> **Data supplied**:
— begin —
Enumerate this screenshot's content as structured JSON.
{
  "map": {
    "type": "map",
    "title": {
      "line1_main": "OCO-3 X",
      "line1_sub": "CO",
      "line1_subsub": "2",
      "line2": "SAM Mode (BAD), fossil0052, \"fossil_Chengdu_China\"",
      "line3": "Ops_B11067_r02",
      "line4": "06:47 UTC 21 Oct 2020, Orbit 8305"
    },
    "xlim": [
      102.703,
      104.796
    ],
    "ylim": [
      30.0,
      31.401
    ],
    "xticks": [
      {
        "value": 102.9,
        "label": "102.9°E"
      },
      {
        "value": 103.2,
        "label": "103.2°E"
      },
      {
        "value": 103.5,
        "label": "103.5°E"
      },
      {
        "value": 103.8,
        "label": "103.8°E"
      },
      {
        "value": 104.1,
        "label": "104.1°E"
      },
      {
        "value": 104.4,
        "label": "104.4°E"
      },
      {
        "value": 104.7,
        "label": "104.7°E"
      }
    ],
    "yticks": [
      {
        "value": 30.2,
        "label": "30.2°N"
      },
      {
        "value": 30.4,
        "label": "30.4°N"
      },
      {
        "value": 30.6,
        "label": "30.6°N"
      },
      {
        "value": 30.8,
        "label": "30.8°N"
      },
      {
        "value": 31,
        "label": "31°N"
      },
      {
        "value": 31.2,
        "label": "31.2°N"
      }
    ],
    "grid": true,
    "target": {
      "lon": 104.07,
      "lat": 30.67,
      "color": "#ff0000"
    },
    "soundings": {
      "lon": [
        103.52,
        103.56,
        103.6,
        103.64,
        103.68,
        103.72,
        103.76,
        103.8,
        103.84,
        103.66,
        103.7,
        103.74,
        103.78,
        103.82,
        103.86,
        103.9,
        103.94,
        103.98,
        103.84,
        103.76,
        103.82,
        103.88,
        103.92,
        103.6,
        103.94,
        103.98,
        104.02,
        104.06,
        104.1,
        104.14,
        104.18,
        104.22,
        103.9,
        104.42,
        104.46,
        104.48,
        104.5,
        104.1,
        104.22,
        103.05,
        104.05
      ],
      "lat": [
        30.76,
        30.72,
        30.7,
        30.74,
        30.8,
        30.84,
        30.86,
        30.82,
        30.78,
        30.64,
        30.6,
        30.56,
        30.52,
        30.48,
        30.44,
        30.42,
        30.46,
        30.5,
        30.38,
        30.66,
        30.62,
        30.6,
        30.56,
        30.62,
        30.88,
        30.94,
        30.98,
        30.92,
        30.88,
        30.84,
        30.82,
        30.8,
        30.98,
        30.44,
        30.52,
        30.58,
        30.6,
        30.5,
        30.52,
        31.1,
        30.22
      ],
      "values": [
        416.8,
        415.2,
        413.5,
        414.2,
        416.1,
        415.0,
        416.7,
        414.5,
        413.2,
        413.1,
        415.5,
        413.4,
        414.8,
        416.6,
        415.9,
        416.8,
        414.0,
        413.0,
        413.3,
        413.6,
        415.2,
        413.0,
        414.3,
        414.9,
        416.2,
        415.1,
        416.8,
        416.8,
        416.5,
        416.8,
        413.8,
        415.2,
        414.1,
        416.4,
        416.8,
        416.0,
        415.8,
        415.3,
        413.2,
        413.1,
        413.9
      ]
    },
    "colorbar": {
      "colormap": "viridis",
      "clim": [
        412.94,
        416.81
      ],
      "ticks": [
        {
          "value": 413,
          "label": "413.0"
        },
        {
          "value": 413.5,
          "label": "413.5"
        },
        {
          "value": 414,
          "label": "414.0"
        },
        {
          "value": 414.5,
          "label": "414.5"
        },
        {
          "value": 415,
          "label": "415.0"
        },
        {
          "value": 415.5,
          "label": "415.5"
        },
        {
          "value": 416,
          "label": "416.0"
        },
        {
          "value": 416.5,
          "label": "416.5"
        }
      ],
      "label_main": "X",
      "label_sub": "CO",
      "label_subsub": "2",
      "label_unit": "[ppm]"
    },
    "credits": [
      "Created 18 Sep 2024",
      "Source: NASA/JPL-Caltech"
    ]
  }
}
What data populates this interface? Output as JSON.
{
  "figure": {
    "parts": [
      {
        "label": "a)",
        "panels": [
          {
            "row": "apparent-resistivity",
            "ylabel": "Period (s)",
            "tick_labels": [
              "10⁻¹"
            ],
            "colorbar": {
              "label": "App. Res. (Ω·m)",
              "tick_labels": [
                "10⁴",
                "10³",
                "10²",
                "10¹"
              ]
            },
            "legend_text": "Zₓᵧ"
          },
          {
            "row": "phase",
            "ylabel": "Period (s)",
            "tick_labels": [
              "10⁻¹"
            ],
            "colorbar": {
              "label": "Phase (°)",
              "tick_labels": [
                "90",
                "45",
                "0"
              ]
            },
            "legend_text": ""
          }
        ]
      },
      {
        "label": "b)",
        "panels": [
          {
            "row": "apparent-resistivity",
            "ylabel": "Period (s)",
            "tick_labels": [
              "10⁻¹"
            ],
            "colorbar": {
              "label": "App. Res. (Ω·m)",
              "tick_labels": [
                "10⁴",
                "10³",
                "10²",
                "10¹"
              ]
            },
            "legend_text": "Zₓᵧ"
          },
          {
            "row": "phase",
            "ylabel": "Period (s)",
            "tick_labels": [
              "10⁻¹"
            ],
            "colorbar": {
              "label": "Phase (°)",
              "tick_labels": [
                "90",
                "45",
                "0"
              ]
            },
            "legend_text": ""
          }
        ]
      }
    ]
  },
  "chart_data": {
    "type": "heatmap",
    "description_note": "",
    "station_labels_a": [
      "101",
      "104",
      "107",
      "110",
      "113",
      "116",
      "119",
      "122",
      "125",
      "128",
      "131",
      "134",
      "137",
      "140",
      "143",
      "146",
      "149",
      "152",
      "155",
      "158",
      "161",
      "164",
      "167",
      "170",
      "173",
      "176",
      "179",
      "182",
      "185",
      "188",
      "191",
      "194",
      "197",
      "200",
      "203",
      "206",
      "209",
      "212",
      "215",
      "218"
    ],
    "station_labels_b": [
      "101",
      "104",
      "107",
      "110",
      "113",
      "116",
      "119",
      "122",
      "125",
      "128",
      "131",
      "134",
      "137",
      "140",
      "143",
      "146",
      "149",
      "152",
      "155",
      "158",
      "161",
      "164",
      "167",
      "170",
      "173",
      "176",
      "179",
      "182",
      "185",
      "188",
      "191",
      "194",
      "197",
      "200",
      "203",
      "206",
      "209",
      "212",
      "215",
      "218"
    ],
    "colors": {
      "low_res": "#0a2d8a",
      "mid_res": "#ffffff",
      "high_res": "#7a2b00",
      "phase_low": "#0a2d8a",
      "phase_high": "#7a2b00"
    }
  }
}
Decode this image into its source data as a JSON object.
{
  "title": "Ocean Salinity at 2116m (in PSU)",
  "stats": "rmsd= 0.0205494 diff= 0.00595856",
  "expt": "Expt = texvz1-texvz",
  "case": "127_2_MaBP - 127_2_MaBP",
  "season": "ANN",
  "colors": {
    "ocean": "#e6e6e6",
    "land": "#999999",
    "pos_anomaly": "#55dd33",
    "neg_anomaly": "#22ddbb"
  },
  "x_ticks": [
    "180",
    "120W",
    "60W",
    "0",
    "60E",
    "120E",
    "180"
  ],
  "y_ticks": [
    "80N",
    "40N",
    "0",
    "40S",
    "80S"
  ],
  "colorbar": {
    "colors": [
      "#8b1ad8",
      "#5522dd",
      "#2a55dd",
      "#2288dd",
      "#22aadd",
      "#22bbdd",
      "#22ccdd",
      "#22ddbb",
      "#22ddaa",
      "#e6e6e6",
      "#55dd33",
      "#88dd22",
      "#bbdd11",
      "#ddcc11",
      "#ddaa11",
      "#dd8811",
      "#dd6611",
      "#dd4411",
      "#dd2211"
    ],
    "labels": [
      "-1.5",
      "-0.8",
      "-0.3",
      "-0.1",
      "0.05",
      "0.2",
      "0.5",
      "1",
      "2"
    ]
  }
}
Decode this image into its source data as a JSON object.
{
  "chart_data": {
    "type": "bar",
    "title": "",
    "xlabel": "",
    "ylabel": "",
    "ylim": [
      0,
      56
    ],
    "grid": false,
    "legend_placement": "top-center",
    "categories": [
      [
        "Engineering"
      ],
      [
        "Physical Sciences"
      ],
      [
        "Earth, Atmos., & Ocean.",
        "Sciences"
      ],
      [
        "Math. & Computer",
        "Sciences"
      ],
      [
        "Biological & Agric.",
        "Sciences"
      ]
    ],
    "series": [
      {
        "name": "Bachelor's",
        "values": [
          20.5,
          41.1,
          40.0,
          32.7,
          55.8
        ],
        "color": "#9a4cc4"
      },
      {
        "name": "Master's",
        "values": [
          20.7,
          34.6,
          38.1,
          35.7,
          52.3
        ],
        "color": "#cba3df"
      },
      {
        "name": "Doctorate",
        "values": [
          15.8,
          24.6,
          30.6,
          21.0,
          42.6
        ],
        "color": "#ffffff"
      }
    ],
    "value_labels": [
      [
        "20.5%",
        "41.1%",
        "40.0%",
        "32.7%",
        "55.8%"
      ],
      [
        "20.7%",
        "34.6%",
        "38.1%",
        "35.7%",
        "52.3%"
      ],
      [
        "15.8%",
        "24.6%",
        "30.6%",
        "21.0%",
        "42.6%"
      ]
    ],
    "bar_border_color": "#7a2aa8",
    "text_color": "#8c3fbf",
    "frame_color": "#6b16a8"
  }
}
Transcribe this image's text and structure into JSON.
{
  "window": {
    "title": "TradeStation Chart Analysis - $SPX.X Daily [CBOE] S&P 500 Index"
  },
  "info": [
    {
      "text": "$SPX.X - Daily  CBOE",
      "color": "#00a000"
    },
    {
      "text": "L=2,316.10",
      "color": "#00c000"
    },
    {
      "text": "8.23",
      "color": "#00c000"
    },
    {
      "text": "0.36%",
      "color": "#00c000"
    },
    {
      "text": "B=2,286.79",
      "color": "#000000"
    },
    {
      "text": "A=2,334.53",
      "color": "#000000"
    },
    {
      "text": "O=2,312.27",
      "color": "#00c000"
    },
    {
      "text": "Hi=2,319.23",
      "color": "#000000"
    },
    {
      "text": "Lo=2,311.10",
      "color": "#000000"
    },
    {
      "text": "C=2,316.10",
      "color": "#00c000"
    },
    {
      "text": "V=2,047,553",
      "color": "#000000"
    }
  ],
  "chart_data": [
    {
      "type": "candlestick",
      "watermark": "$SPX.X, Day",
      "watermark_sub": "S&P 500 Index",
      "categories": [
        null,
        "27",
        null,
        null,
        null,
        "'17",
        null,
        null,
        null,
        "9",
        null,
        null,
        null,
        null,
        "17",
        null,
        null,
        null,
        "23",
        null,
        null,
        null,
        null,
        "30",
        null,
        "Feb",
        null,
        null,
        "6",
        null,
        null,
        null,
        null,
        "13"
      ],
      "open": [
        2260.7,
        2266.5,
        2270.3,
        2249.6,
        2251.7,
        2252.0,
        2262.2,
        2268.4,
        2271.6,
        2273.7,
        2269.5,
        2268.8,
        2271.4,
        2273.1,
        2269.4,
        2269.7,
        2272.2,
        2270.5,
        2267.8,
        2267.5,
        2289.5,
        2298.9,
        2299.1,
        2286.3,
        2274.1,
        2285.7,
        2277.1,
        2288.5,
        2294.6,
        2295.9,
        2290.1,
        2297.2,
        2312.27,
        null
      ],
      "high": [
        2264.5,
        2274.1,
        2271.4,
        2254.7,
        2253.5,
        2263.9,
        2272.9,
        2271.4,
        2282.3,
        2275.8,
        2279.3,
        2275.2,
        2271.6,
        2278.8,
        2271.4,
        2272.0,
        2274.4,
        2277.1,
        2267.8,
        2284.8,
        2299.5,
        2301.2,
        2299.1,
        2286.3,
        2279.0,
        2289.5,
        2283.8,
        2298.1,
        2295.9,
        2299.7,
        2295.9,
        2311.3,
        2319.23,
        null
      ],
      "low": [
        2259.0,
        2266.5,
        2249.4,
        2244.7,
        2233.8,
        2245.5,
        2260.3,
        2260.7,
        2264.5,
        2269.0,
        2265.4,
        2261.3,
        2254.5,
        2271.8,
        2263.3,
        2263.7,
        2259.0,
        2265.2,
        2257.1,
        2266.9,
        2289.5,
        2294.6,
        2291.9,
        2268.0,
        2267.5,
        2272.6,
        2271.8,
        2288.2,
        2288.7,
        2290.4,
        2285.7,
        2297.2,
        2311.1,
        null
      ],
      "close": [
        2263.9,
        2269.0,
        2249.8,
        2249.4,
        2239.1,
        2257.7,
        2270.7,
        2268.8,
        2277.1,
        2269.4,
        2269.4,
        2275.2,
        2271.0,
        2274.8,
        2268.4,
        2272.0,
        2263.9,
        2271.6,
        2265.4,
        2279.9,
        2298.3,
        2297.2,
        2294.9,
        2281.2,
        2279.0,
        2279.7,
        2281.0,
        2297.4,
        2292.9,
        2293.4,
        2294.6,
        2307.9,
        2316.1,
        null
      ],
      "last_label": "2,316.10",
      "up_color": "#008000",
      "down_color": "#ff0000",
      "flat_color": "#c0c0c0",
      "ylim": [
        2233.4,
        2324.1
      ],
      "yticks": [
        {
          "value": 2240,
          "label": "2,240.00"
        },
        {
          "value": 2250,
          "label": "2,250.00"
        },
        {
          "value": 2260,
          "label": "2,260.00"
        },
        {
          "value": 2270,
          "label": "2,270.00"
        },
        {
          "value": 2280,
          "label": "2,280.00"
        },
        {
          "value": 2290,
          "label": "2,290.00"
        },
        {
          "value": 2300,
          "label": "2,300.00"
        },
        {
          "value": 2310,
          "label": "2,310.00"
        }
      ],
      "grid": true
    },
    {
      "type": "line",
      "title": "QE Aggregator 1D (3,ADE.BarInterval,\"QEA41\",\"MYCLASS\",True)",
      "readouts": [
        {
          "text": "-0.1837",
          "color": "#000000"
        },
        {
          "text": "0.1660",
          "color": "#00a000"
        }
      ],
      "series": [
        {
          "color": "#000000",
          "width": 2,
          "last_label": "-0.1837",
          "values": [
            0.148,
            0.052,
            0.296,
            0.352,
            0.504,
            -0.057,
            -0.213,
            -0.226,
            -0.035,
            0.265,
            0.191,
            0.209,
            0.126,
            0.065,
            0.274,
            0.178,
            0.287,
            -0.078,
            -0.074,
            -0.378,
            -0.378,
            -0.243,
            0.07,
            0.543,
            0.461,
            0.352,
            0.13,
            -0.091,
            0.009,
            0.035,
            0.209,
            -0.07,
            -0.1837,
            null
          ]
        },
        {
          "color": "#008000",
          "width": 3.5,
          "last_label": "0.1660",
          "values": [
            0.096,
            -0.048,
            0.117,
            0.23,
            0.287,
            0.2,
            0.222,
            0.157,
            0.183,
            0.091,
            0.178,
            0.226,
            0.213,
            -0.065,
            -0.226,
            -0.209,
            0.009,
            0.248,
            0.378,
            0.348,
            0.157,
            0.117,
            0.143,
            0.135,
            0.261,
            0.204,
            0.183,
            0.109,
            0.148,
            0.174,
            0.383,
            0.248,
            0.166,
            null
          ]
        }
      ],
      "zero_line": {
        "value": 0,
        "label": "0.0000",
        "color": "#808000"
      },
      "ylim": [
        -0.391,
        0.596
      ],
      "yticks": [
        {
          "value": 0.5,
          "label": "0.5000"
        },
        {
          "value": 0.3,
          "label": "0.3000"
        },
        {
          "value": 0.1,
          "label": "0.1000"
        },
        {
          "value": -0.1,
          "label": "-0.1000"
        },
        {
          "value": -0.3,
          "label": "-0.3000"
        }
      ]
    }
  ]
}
— end —
Report how many lines of the entries hold the word "Index". Nothing else is needed.

2